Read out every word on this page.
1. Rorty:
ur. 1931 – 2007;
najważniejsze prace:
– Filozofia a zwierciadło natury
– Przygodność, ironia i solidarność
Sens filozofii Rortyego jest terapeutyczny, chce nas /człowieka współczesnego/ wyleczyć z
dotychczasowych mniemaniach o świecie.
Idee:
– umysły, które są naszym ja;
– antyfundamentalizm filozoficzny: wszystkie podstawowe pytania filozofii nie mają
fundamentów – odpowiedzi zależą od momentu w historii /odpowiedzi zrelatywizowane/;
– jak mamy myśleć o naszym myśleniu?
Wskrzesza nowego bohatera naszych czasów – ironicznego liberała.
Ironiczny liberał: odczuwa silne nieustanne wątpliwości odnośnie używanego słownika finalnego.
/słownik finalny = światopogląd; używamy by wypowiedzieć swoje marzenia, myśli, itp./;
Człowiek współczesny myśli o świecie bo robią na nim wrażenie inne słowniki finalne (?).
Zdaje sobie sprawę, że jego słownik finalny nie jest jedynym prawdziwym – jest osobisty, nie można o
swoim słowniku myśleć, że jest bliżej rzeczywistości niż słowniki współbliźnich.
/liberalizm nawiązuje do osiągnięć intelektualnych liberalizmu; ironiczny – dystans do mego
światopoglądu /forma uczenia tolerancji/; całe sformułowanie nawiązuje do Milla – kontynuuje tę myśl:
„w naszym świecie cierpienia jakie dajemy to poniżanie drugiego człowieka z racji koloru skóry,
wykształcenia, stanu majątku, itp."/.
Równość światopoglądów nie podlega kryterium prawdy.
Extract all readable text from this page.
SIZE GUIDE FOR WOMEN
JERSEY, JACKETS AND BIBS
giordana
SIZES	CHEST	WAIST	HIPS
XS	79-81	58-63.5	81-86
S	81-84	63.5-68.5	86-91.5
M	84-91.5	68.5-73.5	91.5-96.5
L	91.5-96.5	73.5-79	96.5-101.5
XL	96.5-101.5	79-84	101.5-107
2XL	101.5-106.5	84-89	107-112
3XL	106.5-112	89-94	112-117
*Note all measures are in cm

> **EXERCISE GOAL**
Collect the complete line wherever the string "świecie" appears in the records.

> **SOLUTION FOR THIS PROBLEM**
dotychczasowych mniemaniach o świecie.
Człowiek współczesny myśli o świecie bo robią na nim wrażenie inne słowniki finalne (?).
„w naszym świecie cierpienia jakie dajemy to poniżanie drugiego człowieka z racji koloru skóry,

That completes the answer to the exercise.